▸ RECORDS PROVIDED

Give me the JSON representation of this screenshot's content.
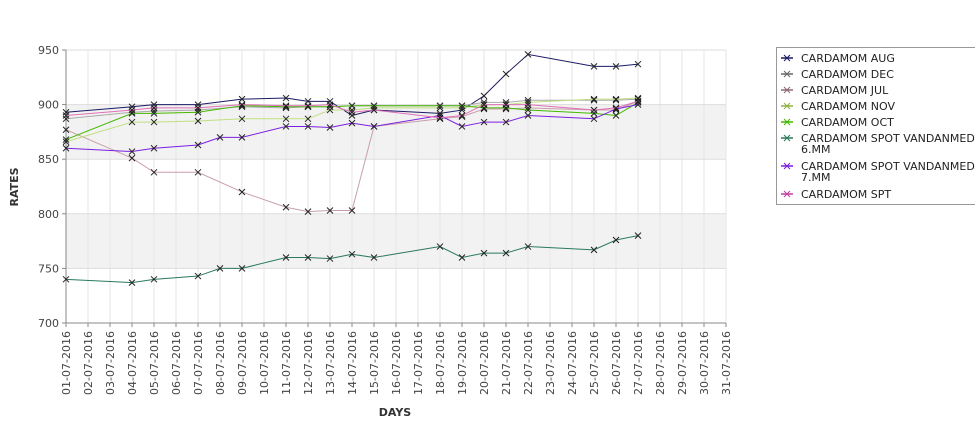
{
  "chart_data": {
    "type": "line",
    "xlabel": "DAYS",
    "ylabel": "RATES",
    "ylim": [
      700,
      950
    ],
    "yticks": [
      700,
      750,
      800,
      850,
      900,
      950
    ],
    "grid": true,
    "legend_position": "right",
    "categories": [
      "01-07-2016",
      "02-07-2016",
      "03-07-2016",
      "04-07-2016",
      "05-07-2016",
      "06-07-2016",
      "07-07-2016",
      "08-07-2016",
      "09-07-2016",
      "10-07-2016",
      "11-07-2016",
      "12-07-2016",
      "13-07-2016",
      "14-07-2016",
      "15-07-2016",
      "16-07-2016",
      "17-07-2016",
      "18-07-2016",
      "19-07-2016",
      "20-07-2016",
      "21-07-2016",
      "22-07-2016",
      "23-07-2016",
      "24-07-2016",
      "25-07-2016",
      "26-07-2016",
      "27-07-2016",
      "28-07-2016",
      "29-07-2016",
      "30-07-2016",
      "31-07-2016"
    ],
    "series": [
      {
        "name": "CARDAMOM AUG",
        "color": "#1a1a66",
        "points": [
          [
            1,
            893
          ],
          [
            4,
            898
          ],
          [
            5,
            900
          ],
          [
            7,
            900
          ],
          [
            9,
            905
          ],
          [
            11,
            906
          ],
          [
            12,
            903
          ],
          [
            13,
            903
          ],
          [
            14,
            890
          ],
          [
            15,
            895
          ],
          [
            18,
            892
          ],
          [
            19,
            895
          ],
          [
            20,
            908
          ],
          [
            21,
            928
          ],
          [
            22,
            946
          ],
          [
            25,
            935
          ],
          [
            26,
            935
          ],
          [
            27,
            937
          ]
        ]
      },
      {
        "name": "CARDAMOM DEC",
        "color": "#aaaaaa",
        "points": [
          [
            1,
            887
          ],
          [
            4,
            893
          ],
          [
            5,
            894
          ],
          [
            7,
            895
          ],
          [
            9,
            898
          ],
          [
            11,
            897
          ],
          [
            12,
            898
          ],
          [
            13,
            898
          ],
          [
            14,
            899
          ],
          [
            15,
            899
          ],
          [
            18,
            899
          ],
          [
            19,
            899
          ],
          [
            20,
            902
          ],
          [
            21,
            902
          ],
          [
            22,
            904
          ],
          [
            25,
            904
          ],
          [
            26,
            904
          ],
          [
            27,
            905
          ]
        ]
      },
      {
        "name": "CARDAMOM JUL",
        "color": "#c8a0a8",
        "points": [
          [
            1,
            877
          ],
          [
            4,
            851
          ],
          [
            5,
            838
          ],
          [
            7,
            838
          ],
          [
            9,
            820
          ],
          [
            11,
            806
          ],
          [
            12,
            802
          ],
          [
            13,
            803
          ],
          [
            14,
            803
          ],
          [
            15,
            880
          ],
          [
            18,
            887
          ],
          [
            19,
            889
          ],
          [
            20,
            896
          ],
          [
            21,
            896
          ],
          [
            22,
            897
          ],
          [
            25,
            895
          ],
          [
            26,
            895
          ],
          [
            27,
            903
          ]
        ]
      },
      {
        "name": "CARDAMOM NOV",
        "color": "#c0e080",
        "points": [
          [
            1,
            866
          ],
          [
            4,
            884
          ],
          [
            5,
            884
          ],
          [
            7,
            885
          ],
          [
            9,
            887
          ],
          [
            11,
            887
          ],
          [
            12,
            887
          ],
          [
            13,
            895
          ],
          [
            14,
            895
          ],
          [
            15,
            897
          ],
          [
            18,
            897
          ],
          [
            19,
            897
          ],
          [
            20,
            900
          ],
          [
            21,
            900
          ],
          [
            22,
            902
          ],
          [
            25,
            905
          ],
          [
            26,
            905
          ],
          [
            27,
            906
          ]
        ]
      },
      {
        "name": "CARDAMOM OCT",
        "color": "#44b800",
        "points": [
          [
            1,
            868
          ],
          [
            4,
            892
          ],
          [
            5,
            892
          ],
          [
            7,
            893
          ],
          [
            9,
            899
          ],
          [
            11,
            898
          ],
          [
            12,
            898
          ],
          [
            13,
            898
          ],
          [
            14,
            899
          ],
          [
            15,
            899
          ],
          [
            18,
            899
          ],
          [
            19,
            899
          ],
          [
            20,
            897
          ],
          [
            21,
            897
          ],
          [
            22,
            895
          ],
          [
            25,
            892
          ],
          [
            26,
            890
          ],
          [
            27,
            902
          ]
        ]
      },
      {
        "name": "CARDAMOM SPOT VANDANMEDU 6.MM",
        "color": "#2a7a5a",
        "points": [
          [
            1,
            740
          ],
          [
            4,
            737
          ],
          [
            5,
            740
          ],
          [
            7,
            743
          ],
          [
            8,
            750
          ],
          [
            9,
            750
          ],
          [
            11,
            760
          ],
          [
            12,
            760
          ],
          [
            13,
            759
          ],
          [
            14,
            763
          ],
          [
            15,
            760
          ],
          [
            18,
            770
          ],
          [
            19,
            760
          ],
          [
            20,
            764
          ],
          [
            21,
            764
          ],
          [
            22,
            770
          ],
          [
            25,
            767
          ],
          [
            26,
            776
          ],
          [
            27,
            780
          ]
        ]
      },
      {
        "name": "CARDAMOM SPOT VANDANMEDU 7.MM",
        "color": "#7b1fe0",
        "points": [
          [
            1,
            860
          ],
          [
            4,
            857
          ],
          [
            5,
            860
          ],
          [
            7,
            863
          ],
          [
            8,
            870
          ],
          [
            9,
            870
          ],
          [
            11,
            880
          ],
          [
            12,
            880
          ],
          [
            13,
            879
          ],
          [
            14,
            883
          ],
          [
            15,
            880
          ],
          [
            18,
            890
          ],
          [
            19,
            880
          ],
          [
            20,
            884
          ],
          [
            21,
            884
          ],
          [
            22,
            890
          ],
          [
            25,
            887
          ],
          [
            26,
            896
          ],
          [
            27,
            900
          ]
        ]
      },
      {
        "name": "CARDAMOM SPT",
        "color": "#e070b8",
        "points": [
          [
            1,
            890
          ],
          [
            4,
            895
          ],
          [
            5,
            897
          ],
          [
            7,
            897
          ],
          [
            9,
            900
          ],
          [
            11,
            899
          ],
          [
            12,
            899
          ],
          [
            13,
            900
          ],
          [
            14,
            893
          ],
          [
            15,
            895
          ],
          [
            18,
            888
          ],
          [
            19,
            890
          ],
          [
            20,
            900
          ],
          [
            21,
            900
          ],
          [
            22,
            900
          ],
          [
            25,
            895
          ],
          [
            26,
            897
          ],
          [
            27,
            903
          ]
        ]
      }
    ],
    "legend_entries": [
      {
        "lines": [
          "CARDAMOM AUG"
        ],
        "color": "#1a1a66"
      },
      {
        "lines": [
          "CARDAMOM DEC"
        ],
        "color": "#666666"
      },
      {
        "lines": [
          "CARDAMOM JUL"
        ],
        "color": "#8a6a70"
      },
      {
        "lines": [
          "CARDAMOM NOV"
        ],
        "color": "#90b040"
      },
      {
        "lines": [
          "CARDAMOM OCT"
        ],
        "color": "#44b800"
      },
      {
        "lines": [
          "CARDAMOM SPOT VANDANMEDU",
          "6.MM"
        ],
        "color": "#2a7a5a"
      },
      {
        "lines": [
          "CARDAMOM SPOT VANDANMEDU",
          "7.MM"
        ],
        "color": "#7b1fe0"
      },
      {
        "lines": [
          "CARDAMOM SPT"
        ],
        "color": "#c040a0"
      }
    ]
  }
}
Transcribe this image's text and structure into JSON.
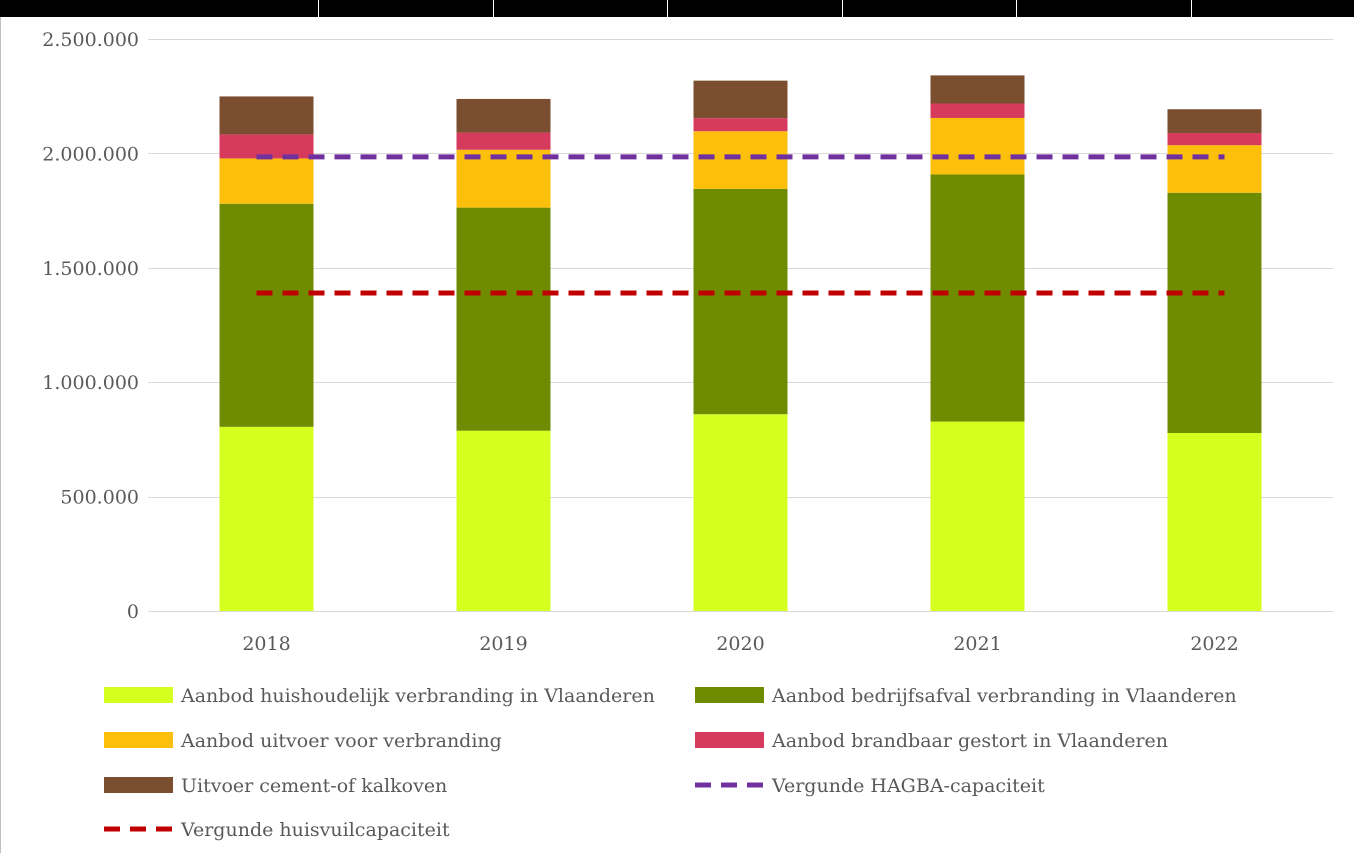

▸ PROBLEM STATEMENT
In the entries above, count each line with "VANDANMEDU"; reply with the total only.

▸ THE ANSWER
4